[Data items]
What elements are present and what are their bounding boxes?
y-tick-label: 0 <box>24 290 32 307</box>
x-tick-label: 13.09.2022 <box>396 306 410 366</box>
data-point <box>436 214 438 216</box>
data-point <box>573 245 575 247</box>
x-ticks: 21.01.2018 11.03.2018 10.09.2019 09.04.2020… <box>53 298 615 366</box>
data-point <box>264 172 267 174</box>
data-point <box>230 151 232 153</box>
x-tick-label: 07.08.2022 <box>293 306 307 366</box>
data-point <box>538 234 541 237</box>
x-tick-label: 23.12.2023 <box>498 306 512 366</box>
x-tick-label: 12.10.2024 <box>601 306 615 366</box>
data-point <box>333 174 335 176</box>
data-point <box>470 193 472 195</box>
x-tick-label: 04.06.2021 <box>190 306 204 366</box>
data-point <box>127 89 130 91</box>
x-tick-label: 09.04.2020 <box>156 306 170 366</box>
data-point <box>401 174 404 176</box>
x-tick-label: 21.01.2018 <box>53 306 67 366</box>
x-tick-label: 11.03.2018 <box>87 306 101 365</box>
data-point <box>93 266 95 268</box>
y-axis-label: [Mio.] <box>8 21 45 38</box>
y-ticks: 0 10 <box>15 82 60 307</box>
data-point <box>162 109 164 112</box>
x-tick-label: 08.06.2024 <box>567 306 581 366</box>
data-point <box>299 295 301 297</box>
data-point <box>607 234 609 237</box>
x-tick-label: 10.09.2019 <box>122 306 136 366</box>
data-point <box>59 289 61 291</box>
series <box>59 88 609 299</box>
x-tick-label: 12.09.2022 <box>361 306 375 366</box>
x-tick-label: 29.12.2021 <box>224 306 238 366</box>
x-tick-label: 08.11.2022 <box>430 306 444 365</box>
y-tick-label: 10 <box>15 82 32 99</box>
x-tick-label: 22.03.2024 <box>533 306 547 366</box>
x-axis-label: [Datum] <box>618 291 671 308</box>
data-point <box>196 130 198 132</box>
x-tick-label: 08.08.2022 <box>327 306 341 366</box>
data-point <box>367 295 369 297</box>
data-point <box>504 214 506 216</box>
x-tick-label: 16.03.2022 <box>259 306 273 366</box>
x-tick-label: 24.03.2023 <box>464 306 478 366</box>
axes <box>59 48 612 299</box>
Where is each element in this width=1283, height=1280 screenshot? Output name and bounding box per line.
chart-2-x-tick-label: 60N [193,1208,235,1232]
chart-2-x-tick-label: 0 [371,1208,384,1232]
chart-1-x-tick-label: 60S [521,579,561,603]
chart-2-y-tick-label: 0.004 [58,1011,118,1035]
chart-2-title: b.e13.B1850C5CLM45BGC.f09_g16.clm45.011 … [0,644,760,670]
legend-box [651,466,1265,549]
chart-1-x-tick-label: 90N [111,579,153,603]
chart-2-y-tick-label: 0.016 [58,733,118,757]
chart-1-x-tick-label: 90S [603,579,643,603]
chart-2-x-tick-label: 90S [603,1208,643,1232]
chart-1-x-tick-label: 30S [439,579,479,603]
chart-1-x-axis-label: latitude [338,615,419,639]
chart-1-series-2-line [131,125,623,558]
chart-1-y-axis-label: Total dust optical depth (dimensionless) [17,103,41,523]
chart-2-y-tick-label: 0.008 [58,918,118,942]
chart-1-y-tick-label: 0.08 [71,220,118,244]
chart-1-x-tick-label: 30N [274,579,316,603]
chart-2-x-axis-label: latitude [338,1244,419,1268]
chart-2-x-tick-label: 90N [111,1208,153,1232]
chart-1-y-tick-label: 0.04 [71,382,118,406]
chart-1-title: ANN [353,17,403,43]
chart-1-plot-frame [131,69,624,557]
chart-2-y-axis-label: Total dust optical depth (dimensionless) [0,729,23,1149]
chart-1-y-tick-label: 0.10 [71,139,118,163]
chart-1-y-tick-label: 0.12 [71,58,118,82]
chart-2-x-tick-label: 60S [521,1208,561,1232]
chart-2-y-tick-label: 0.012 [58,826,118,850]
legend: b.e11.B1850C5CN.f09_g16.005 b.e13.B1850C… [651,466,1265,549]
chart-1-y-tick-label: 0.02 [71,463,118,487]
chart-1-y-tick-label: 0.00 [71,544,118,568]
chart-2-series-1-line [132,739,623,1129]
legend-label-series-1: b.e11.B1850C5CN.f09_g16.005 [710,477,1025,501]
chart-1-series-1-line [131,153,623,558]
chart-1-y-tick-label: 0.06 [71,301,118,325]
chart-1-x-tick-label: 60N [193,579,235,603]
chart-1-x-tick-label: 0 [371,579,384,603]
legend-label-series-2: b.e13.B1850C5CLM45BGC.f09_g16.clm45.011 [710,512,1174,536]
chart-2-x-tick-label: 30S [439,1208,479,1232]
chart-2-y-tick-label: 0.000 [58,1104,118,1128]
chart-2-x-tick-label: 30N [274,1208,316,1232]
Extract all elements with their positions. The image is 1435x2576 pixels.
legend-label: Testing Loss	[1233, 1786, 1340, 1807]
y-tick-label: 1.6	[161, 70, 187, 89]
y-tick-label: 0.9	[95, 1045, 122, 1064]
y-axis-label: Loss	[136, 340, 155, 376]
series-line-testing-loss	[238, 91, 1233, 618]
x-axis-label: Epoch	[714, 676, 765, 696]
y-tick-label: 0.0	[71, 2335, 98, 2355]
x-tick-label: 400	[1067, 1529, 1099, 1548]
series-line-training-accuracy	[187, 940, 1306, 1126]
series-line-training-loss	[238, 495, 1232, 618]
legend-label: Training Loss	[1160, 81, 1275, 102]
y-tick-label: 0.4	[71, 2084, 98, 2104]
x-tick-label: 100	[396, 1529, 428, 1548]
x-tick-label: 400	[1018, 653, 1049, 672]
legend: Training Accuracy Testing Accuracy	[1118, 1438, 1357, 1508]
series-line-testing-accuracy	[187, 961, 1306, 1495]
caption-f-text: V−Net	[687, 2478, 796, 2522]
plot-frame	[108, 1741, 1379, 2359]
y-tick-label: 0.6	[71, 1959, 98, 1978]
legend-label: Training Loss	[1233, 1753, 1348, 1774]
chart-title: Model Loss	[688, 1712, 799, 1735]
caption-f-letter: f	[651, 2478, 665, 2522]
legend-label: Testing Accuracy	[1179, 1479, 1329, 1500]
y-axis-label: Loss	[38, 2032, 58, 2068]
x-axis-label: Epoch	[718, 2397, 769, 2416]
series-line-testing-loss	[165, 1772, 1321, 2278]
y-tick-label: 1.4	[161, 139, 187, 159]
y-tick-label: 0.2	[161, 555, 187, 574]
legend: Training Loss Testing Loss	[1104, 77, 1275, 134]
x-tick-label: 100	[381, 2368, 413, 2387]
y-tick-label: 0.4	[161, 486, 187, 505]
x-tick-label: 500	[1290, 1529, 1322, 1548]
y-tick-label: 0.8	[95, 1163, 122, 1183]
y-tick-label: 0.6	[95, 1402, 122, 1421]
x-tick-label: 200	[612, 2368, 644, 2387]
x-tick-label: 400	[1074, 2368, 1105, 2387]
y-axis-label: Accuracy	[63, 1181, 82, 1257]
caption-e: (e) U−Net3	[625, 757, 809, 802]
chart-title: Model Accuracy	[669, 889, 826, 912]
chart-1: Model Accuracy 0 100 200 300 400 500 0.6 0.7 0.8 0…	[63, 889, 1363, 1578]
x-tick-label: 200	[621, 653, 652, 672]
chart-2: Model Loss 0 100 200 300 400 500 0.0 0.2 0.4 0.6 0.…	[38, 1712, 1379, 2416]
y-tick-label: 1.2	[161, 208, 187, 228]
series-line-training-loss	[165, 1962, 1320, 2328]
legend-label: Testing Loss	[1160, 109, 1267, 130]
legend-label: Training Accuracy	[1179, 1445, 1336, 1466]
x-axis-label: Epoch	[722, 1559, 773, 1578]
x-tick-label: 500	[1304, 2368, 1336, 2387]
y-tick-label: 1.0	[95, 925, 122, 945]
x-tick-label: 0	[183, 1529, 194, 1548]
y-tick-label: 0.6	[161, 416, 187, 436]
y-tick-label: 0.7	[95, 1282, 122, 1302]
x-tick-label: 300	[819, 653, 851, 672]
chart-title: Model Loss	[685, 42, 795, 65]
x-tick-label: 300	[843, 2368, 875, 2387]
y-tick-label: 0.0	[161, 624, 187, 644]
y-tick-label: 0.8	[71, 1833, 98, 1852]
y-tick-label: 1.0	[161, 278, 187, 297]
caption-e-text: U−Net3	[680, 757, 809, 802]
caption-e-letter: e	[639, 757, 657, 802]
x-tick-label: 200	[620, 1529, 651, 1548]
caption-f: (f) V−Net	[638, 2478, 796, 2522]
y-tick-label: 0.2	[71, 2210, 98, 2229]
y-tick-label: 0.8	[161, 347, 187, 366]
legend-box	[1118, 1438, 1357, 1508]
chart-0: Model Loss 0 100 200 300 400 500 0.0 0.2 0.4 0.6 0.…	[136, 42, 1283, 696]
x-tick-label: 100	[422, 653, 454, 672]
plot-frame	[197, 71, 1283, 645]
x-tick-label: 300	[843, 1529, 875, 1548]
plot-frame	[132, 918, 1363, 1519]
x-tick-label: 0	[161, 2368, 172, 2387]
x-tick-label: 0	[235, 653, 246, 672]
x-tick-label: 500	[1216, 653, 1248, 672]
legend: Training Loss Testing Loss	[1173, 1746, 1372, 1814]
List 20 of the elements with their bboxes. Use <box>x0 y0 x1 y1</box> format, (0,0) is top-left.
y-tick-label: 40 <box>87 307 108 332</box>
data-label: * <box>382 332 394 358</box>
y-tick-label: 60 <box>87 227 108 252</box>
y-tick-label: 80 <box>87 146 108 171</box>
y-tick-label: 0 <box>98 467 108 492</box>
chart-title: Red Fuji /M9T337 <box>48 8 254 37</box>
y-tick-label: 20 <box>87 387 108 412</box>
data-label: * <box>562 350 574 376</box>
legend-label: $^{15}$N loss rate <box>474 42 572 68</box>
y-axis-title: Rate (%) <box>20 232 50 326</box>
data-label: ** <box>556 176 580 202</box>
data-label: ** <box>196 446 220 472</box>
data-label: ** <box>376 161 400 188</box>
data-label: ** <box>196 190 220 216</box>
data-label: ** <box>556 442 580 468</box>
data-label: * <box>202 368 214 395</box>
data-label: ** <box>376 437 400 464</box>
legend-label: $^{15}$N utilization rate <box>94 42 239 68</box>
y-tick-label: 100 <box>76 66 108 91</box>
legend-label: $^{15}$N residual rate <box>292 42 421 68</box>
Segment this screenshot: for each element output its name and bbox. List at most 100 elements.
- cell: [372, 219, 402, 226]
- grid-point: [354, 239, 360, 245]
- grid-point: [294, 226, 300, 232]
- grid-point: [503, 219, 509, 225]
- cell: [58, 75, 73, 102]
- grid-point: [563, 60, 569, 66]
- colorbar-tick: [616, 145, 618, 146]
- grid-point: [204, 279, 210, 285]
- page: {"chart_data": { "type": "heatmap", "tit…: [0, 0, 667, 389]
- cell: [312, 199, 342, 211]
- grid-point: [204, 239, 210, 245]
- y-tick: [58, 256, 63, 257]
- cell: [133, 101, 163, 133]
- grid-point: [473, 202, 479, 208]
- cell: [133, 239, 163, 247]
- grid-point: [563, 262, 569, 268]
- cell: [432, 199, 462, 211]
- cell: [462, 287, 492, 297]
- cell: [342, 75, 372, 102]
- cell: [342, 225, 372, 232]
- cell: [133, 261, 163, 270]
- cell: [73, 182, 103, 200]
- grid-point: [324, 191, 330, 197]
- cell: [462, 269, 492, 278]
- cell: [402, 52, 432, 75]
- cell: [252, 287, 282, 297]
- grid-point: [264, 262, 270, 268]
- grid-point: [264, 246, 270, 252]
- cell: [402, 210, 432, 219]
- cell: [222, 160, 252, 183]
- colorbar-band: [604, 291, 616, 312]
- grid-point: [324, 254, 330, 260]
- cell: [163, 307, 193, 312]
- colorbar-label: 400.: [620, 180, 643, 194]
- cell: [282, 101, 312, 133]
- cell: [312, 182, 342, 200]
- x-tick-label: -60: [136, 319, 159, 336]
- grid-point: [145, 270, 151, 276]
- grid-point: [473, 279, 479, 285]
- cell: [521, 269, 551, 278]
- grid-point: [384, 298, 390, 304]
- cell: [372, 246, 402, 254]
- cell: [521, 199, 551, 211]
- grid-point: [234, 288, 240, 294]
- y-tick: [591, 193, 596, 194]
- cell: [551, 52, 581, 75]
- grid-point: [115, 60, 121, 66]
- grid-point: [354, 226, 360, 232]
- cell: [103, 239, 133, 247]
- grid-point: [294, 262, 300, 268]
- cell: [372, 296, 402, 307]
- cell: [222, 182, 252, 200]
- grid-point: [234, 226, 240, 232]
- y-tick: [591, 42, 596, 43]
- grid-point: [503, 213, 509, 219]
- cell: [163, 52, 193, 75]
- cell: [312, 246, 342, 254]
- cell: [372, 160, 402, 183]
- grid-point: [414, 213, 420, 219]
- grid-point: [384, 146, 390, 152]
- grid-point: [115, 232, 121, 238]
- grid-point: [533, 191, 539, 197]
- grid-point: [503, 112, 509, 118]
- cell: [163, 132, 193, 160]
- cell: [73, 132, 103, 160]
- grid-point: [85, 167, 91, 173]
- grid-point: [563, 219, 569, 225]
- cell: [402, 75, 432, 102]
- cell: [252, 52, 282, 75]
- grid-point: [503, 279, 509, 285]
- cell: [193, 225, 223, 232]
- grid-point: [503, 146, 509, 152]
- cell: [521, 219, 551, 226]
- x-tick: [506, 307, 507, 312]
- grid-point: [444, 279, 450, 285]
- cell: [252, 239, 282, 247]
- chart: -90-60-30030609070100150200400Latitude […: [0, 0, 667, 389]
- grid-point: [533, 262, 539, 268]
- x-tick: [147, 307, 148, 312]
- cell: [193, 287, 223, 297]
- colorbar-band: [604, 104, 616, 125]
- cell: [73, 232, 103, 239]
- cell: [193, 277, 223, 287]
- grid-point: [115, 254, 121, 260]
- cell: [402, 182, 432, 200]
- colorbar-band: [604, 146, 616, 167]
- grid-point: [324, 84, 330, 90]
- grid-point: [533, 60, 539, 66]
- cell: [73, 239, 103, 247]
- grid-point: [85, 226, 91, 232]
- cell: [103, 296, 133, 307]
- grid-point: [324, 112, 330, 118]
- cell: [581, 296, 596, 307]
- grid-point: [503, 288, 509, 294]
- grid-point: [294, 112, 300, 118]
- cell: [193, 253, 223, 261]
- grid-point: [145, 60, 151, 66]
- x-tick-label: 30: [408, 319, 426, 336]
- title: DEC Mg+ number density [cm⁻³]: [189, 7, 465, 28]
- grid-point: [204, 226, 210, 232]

→ What the exercise asks: Please write out, unchanged, the lines of the listing from its first line through the line containing "y-ticks: 0 10 <box>15 82 60 307</box>", both included.

→ Answer in full:
What elements are present and what are their bounding boxes?
y-tick-label: 0 <box>24 290 32 307</box>
x-tick-label: 13.09.2022 <box>396 306 410 366</box>
data-point <box>436 214 438 216</box>
data-point <box>573 245 575 247</box>
x-ticks: 21.01.2018 11.03.2018 10.09.2019 09.04.2020… <box>53 298 615 366</box>
data-point <box>264 172 267 174</box>
data-point <box>230 151 232 153</box>
x-tick-label: 07.08.2022 <box>293 306 307 366</box>
data-point <box>538 234 541 237</box>
x-tick-label: 23.12.2023 <box>498 306 512 366</box>
x-tick-label: 12.10.2024 <box>601 306 615 366</box>
data-point <box>333 174 335 176</box>
data-point <box>470 193 472 195</box>
x-tick-label: 04.06.2021 <box>190 306 204 366</box>
data-point <box>127 89 130 91</box>
x-tick-label: 09.04.2020 <box>156 306 170 366</box>
data-point <box>401 174 404 176</box>
x-tick-label: 21.01.2018 <box>53 306 67 366</box>
x-tick-label: 11.03.2018 <box>87 306 101 365</box>
data-point <box>93 266 95 268</box>
y-axis-label: [Mio.] <box>8 21 45 38</box>
y-ticks: 0 10 <box>15 82 60 307</box>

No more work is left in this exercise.